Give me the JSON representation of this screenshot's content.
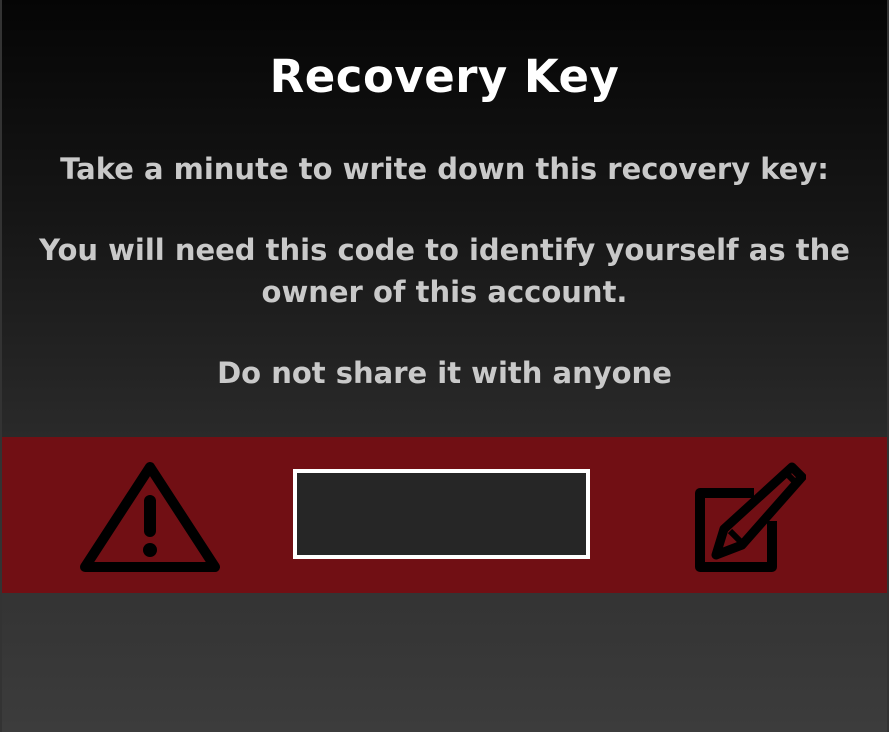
{
  "dialog": {
    "title": "Recovery Key",
    "instruction": "Take a minute to write down this recovery key:",
    "explanation": "You will need this code to identify yourself as the owner of this account.",
    "warning_text": "Do not share it with anyone"
  },
  "key_panel": {
    "recovery_key_value": "",
    "warning_icon": "warning-triangle-icon",
    "edit_icon": "edit-pencil-icon",
    "band_color": "#710f14"
  }
}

_Required work_
Return all of the entries word for word, but omit the pictures.

_The solution_
Give me the JSON representation of this screenshot's content.
{
  "dialog": {
    "title": "Recovery Key",
    "instruction": "Take a minute to write down this recovery key:",
    "explanation": "You will need this code to identify yourself as the owner of this account.",
    "warning_text": "Do not share it with anyone"
  },
  "key_panel": {
    "recovery_key_value": "",
    "warning_icon": "warning-triangle-icon",
    "edit_icon": "edit-pencil-icon",
    "band_color": "#710f14"
  }
}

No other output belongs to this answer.